- JOB
Pick out the lines in the listing below that contain the word "search" and copy them.

* * * * * * *

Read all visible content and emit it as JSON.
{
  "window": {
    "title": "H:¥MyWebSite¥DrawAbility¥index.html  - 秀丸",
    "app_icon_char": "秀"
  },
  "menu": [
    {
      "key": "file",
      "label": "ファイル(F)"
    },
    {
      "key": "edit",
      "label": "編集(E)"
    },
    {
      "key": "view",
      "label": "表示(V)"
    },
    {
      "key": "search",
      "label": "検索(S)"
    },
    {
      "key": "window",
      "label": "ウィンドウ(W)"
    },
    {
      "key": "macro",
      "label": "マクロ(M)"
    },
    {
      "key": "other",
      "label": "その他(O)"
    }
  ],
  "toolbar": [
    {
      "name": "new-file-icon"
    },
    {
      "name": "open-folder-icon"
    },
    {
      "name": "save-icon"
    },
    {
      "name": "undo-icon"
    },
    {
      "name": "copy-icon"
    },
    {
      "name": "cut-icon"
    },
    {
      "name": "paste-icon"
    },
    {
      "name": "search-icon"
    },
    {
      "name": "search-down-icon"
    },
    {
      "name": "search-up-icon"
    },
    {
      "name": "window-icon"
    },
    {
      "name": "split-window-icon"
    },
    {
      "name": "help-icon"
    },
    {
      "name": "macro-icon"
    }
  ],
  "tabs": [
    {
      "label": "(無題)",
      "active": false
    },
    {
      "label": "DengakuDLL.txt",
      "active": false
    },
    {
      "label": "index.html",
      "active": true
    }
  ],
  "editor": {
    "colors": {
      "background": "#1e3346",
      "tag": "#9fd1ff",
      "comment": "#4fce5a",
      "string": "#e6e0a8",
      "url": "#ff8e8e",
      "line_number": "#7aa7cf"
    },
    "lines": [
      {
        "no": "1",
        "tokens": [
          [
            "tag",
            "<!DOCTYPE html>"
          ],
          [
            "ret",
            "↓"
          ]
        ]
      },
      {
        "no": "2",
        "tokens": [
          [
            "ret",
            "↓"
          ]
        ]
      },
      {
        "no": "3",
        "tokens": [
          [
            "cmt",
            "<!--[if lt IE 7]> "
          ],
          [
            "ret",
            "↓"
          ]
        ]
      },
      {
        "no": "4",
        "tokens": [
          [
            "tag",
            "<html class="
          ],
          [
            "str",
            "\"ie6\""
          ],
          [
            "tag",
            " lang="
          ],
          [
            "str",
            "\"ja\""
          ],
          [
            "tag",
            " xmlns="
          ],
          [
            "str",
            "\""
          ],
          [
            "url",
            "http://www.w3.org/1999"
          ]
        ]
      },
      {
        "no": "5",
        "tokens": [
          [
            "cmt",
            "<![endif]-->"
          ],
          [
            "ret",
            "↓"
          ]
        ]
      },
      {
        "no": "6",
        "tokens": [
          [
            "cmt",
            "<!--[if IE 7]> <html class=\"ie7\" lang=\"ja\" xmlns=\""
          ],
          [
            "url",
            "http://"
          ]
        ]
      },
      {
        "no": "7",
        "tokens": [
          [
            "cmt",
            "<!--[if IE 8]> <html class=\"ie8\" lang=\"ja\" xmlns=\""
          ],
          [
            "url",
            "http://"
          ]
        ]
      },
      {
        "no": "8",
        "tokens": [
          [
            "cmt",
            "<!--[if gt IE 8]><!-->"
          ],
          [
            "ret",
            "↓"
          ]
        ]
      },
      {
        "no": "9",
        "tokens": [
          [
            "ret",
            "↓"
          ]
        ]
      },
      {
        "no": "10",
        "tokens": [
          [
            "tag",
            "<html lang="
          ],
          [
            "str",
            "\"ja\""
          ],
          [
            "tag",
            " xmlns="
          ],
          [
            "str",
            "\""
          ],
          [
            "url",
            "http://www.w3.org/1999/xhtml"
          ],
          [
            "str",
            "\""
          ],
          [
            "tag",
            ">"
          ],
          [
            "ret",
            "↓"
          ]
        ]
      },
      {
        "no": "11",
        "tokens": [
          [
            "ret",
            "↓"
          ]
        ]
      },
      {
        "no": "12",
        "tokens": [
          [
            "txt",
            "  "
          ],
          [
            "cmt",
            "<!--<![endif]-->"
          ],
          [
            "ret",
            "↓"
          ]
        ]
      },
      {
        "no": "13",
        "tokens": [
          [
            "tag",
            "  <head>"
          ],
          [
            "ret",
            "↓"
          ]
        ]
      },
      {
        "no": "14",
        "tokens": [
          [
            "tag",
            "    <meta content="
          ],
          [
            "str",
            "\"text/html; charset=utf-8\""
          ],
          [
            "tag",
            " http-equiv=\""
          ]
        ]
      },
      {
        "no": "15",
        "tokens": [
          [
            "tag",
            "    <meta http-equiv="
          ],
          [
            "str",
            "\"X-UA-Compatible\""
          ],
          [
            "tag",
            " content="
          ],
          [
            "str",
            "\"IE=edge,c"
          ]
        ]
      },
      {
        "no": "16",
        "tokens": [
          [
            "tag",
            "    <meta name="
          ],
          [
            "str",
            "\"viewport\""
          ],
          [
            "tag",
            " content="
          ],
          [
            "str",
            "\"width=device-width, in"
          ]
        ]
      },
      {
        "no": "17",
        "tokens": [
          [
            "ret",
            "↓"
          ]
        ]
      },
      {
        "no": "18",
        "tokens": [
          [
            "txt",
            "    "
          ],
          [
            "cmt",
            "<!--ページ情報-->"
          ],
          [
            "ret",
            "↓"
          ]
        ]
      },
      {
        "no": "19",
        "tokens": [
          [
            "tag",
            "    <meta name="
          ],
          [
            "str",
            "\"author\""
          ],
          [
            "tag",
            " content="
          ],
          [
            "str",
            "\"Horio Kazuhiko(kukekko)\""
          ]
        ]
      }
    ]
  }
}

* * * * * * *

- REPLY
      "key": "search",
      "name": "search-icon"
      "name": "search-down-icon"
      "name": "search-up-icon"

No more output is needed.